Required tasks:
(1) In the Norwich match analysis against Manchester United, swap "Norwich" for "City" and write out the part that opens with the words containing "Posted by on" and closes with "a good move.".
(2) According to the Norwich match analysis, which two teams had Norwich beaten back to back with the same lineup before this game?
(3) Go on with the Norwich match analysis against Manchester United, picking up after its last paragraph.

Provided text:
Story of a Match: Man Utd

Posted by on October 1, 2011 in Match Analysis | 5 comments

It is amazing to see how far we’ve come when, on a Saturday night, I sit here disappointed that Norwich haven’t taken points from Old Trafford. Most expected us to go to Manchester and get turned over, but I suspect most Norwich fans expected it to be a bit more of a challenge for the Champions. All too frequently we get written off. In the end, a 2-0 defeat doesn’t tell the story of this match. So how did it come about?


Norwich went into this game with the same lineup and roughly the same shape that picked up back-to-back wins against Bolton and Sunderland. While Lambert was tinkering around a lot in the early games, he seems to have settled on this winning team and rewarded their performances with more starts. It’ll only breed confidence, and it was a good move.

Our success in the game, at holding off some world class players, giving Ruddy a pretty easy match and generally being comfortable for 70 odd minutes, came through this shape. Lambert had clearly done his homework and presented United with two banks that were very tough to break down. With the lads all being hard working, sticking to their jobs and totally disciplined, we stifled United play before it had a chance to threaten.

Above you can see all the interceptions made by Norwich in this game, mainly clustered around the 18 yard line. Time and time again United tried to work their way through and one of the back four was there, picking the ball up and clearing it. It was an impressively solid backline, especially when you consider what Rooney and Nani have done to other teams this year. The patience and discipline shown by the defence, Johnson and Fox was the foundation of the whole afternoon. With those players doing their job, we were free to try and get the ball to Morison or one of the wingers.

It wasn’t just the back four and two holding midfielders that kept their shape today…

As you can see, Wes’ sphere of influence was different to Monday night vs Sunderland. While on Monday he was quite forward, almost given a free role to hit both flanks and dictate the play. Against Man Utd today he was much more central and deeper, helping the midfield do the dirty work and breaking up play. This side to his game isn’t as glamorous or creative but it was vital. The side effect to this, however, was that Morison was more isolated up front than he was vs Sunderland. That was always going to be likely. Home against an average team is a different ballgame entirely to away vs the champions, and Morison was always going to have a long ol’ slog up front, but it does show the versatility that Wes brings to the team.

Given entries:
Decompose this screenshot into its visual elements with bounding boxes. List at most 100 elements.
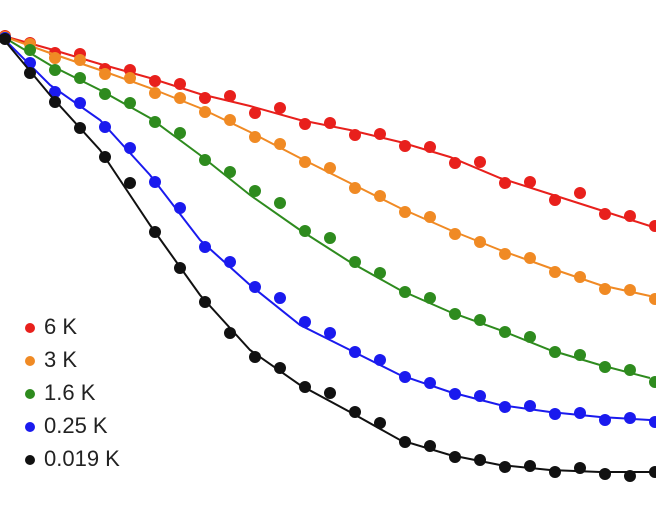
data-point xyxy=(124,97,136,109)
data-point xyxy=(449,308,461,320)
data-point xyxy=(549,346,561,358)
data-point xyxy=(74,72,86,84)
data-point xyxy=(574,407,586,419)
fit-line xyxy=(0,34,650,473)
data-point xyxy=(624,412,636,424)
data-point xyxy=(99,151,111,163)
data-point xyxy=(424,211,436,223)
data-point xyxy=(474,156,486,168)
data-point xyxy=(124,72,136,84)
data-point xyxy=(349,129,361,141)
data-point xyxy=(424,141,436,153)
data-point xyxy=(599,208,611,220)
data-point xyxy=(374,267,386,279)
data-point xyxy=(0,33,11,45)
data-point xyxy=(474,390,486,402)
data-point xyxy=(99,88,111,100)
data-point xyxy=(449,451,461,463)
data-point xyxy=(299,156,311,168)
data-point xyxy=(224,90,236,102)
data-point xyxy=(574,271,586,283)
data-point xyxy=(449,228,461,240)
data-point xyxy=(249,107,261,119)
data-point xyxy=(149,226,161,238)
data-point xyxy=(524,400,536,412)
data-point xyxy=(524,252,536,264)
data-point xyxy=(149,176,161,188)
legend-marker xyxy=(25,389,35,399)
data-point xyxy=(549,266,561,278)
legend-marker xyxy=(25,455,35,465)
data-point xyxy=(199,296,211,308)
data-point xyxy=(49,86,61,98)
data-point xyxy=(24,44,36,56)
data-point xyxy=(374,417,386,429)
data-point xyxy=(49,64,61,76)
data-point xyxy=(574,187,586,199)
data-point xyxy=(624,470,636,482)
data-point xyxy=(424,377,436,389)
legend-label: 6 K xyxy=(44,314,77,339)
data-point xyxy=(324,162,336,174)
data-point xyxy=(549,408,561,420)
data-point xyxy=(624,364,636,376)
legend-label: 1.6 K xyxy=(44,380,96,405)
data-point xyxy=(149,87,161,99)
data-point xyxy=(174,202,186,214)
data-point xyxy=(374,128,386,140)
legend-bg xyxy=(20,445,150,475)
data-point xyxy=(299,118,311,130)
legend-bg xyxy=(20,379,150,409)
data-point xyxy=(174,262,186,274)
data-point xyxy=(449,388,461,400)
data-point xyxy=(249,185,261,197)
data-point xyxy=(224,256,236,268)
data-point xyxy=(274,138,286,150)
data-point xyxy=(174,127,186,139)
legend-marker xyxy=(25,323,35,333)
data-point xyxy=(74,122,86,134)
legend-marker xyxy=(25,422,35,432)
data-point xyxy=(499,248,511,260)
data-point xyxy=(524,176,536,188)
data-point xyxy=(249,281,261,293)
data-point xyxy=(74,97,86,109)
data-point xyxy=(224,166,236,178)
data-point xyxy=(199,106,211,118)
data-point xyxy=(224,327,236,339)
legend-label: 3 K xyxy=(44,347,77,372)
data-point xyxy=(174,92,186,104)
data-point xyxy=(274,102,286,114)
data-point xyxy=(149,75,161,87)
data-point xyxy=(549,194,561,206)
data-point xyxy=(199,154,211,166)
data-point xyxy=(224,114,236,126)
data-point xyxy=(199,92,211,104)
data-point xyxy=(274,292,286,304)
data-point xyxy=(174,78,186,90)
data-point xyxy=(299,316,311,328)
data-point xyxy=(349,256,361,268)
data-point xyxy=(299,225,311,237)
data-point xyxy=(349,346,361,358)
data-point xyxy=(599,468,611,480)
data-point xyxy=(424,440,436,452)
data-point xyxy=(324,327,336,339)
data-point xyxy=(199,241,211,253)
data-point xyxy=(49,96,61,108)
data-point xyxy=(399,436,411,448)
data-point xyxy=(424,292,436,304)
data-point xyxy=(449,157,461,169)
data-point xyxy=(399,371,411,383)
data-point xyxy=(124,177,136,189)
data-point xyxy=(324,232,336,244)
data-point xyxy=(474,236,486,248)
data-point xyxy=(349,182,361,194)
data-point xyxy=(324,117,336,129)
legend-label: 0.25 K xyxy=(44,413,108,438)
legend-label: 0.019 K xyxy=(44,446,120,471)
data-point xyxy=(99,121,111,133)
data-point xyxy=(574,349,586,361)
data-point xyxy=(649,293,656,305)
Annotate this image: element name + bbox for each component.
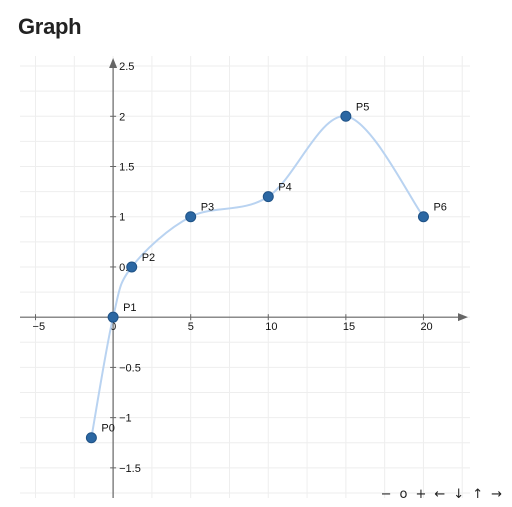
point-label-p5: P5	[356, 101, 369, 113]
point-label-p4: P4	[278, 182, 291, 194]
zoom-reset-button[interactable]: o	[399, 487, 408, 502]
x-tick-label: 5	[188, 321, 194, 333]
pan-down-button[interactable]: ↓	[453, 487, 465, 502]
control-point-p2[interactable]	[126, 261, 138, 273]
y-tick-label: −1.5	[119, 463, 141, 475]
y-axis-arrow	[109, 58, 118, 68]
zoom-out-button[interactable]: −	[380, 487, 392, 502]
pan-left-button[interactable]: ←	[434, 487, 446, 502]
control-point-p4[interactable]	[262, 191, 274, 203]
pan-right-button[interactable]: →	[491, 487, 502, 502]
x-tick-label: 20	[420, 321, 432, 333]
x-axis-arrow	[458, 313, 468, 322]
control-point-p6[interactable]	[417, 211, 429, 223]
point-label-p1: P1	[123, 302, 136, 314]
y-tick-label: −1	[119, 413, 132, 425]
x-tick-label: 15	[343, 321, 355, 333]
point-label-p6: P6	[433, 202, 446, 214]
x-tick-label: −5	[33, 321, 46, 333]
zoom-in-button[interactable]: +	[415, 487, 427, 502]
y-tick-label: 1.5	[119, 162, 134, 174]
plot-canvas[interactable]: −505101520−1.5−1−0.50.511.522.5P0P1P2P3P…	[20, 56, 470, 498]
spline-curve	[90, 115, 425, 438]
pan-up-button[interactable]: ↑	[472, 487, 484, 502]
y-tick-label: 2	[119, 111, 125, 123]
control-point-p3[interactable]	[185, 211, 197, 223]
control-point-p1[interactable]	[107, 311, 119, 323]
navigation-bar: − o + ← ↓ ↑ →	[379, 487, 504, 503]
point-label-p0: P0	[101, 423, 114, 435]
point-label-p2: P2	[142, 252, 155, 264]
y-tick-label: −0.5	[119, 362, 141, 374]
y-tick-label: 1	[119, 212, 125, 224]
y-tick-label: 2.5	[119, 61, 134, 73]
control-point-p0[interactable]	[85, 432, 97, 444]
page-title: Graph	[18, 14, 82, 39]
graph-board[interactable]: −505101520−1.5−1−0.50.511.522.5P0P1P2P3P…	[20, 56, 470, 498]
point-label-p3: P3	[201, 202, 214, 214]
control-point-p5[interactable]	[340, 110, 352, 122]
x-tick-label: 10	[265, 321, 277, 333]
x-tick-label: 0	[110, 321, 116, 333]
==
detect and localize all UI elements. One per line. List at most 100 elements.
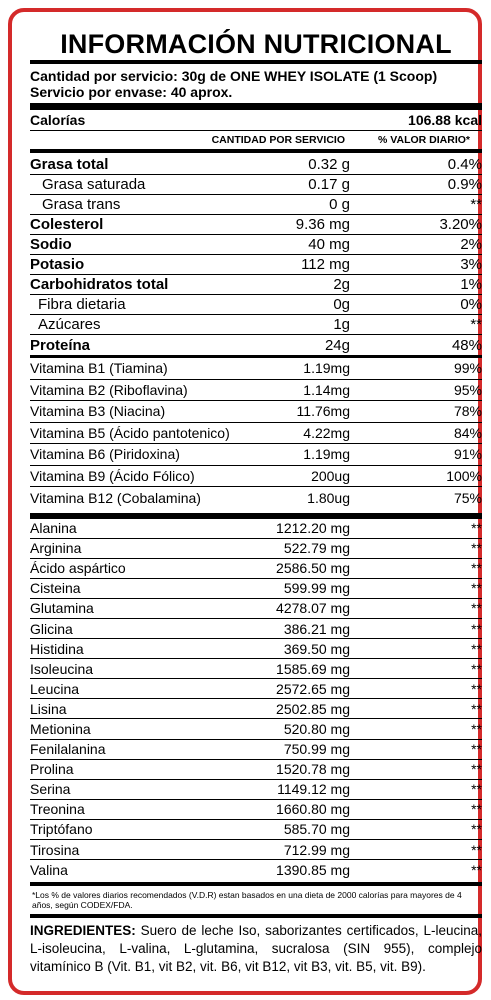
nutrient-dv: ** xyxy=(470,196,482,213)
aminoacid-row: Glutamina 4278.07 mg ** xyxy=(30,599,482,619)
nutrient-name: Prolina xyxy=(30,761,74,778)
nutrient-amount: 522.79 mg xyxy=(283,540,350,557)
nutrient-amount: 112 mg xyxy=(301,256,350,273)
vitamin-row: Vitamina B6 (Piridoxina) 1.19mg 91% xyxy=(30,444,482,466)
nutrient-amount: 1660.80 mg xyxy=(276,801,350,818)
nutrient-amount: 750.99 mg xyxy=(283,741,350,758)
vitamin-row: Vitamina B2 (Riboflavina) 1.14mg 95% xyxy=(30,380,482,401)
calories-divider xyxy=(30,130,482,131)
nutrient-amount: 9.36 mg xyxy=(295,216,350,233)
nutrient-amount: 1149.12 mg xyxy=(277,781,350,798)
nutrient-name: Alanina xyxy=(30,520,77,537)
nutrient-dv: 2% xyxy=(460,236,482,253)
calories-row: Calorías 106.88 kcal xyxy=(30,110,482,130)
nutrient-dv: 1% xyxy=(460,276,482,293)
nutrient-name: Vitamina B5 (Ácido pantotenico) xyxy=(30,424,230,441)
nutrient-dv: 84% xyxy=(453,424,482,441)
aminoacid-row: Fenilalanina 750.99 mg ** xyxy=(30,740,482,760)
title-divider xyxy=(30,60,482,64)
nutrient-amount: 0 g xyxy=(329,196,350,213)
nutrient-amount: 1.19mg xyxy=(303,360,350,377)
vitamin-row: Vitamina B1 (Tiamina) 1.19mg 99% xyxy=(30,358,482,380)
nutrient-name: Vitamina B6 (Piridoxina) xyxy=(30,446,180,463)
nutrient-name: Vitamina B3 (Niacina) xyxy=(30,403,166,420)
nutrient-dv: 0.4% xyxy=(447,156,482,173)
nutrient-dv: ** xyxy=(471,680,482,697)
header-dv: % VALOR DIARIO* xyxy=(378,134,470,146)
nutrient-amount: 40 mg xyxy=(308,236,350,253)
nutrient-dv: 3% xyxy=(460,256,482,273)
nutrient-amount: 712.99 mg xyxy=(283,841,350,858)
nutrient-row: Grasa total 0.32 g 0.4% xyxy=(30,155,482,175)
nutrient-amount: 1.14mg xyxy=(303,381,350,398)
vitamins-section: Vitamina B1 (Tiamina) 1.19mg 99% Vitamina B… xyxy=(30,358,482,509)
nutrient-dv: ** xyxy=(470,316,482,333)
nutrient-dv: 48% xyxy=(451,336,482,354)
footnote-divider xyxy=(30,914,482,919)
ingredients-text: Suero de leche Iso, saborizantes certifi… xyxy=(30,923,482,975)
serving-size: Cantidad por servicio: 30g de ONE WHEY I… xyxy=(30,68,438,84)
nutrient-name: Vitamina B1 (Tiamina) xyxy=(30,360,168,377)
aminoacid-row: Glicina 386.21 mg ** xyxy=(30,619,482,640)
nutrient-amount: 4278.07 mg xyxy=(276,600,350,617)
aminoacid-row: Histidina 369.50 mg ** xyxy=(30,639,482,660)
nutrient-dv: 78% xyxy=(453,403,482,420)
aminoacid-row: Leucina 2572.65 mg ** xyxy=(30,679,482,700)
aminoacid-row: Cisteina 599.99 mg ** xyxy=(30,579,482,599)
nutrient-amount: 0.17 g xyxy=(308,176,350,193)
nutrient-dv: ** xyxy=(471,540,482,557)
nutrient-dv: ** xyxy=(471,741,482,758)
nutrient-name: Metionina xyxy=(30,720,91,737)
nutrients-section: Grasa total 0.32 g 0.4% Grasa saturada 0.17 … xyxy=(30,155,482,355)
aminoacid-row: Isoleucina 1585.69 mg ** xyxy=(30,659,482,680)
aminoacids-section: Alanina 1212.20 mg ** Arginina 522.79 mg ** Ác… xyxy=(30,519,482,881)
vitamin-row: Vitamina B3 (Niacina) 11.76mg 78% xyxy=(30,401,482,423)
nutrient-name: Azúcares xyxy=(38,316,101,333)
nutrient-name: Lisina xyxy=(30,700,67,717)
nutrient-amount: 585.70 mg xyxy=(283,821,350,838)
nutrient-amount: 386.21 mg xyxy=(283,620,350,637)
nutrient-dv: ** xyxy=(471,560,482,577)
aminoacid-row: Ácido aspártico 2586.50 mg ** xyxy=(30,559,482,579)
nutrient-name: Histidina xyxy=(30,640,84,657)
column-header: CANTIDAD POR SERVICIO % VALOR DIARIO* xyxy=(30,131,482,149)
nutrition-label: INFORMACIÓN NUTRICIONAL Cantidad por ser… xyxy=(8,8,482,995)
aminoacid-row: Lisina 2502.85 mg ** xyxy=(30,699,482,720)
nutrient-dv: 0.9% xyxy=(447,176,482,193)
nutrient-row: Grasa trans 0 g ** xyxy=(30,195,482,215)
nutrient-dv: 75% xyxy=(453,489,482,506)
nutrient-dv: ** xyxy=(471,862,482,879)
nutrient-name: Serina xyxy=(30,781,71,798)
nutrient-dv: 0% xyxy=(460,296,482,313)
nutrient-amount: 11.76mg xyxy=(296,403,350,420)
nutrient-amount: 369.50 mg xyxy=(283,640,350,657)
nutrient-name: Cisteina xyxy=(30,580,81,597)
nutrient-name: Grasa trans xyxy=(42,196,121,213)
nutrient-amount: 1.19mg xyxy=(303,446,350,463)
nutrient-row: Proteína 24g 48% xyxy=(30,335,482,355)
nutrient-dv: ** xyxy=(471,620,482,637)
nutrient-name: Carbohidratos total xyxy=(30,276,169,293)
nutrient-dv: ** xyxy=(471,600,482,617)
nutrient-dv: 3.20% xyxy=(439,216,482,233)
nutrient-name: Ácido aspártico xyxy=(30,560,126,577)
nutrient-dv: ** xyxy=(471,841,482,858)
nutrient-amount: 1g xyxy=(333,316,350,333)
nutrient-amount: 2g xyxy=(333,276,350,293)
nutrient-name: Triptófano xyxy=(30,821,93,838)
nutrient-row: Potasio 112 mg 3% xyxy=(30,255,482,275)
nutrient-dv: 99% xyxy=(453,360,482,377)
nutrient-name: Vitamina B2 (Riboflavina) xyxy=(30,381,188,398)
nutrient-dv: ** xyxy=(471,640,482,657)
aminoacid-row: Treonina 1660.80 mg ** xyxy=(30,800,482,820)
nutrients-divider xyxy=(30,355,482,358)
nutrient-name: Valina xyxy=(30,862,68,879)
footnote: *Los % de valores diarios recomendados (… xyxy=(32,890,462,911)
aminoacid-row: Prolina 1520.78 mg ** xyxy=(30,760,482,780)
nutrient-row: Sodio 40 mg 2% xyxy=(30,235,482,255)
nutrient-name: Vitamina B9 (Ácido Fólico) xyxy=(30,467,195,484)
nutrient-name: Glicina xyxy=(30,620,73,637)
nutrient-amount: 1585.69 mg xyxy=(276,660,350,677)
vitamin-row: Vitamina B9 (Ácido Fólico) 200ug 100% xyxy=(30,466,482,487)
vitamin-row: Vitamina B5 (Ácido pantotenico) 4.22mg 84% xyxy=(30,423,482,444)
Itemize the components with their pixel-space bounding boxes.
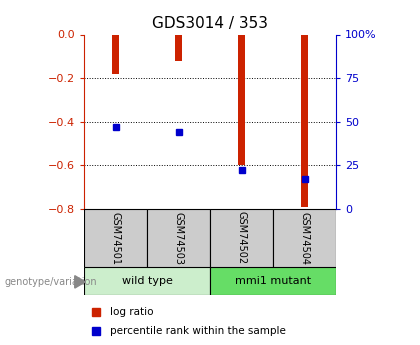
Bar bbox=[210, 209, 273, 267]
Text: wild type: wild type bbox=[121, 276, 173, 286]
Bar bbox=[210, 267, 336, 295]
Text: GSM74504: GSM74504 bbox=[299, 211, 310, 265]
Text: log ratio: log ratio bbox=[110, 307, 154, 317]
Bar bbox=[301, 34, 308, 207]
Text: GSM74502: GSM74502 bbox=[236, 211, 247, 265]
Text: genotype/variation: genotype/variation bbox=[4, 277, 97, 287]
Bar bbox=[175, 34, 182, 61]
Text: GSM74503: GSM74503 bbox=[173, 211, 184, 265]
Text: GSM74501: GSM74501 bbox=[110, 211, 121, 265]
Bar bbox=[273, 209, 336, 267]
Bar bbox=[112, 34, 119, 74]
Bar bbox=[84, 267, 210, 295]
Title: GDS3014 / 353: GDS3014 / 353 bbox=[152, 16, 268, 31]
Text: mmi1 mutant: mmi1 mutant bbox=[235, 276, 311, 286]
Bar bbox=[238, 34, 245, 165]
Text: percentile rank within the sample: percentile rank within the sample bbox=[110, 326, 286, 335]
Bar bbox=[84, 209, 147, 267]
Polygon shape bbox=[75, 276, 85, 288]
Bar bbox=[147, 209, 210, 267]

Per-task outputs:
(1)
Posted by on October 1, 2011 in Match Analysis | 5 comments

It is amazing to see how far we’ve come when, on a Saturday night, I sit here disappointed that City haven’t taken points from Old Trafford. Most expected us to go to Manchester and get turned over, but I suspect most City fans expected it to be a bit more of a challenge for the Champions. All too frequently we get written off. In the end, a 2-0 defeat doesn’t tell the story of this match. So how did it come about?


City went into this game with the same lineup and roughly the same shape that picked up back-to-back wins against Bolton and Sunderland. While Lambert was tinkering around a lot in the early games, he seems to have settled on this winning team and rewarded their performances with more starts. It’ll only breed confidence, and it was a good move.

(2) Bolton and Sunderland.

(3)
Individual Performances

While the whole team played as a well drilled unit, there are a couple of individual performances that deserve highlighting. The first is of Morison, who led the line admirably.

Above you can see the headers that Morison put himself on the end of, against highly rated defenders Jones and Evans. He was a useful outlet when the defence was forced to hit it long, and he was able to turn these long balls into attacks on more than one occasion. By contrast, once he actually got into the box, he had lead in his boots. His finishing looked either tired or nervy, possibly both, and so was his decision making. It is unsurprising, doing a thankless task in the unexpected heat, and I was surprised to see him stay on past 65 odd minutes as he seemed visibly tired. But that isn’t to take away from his performance – he did his role perfectly for the team, and some dodgy passing and finishing in the box won’t detract from that.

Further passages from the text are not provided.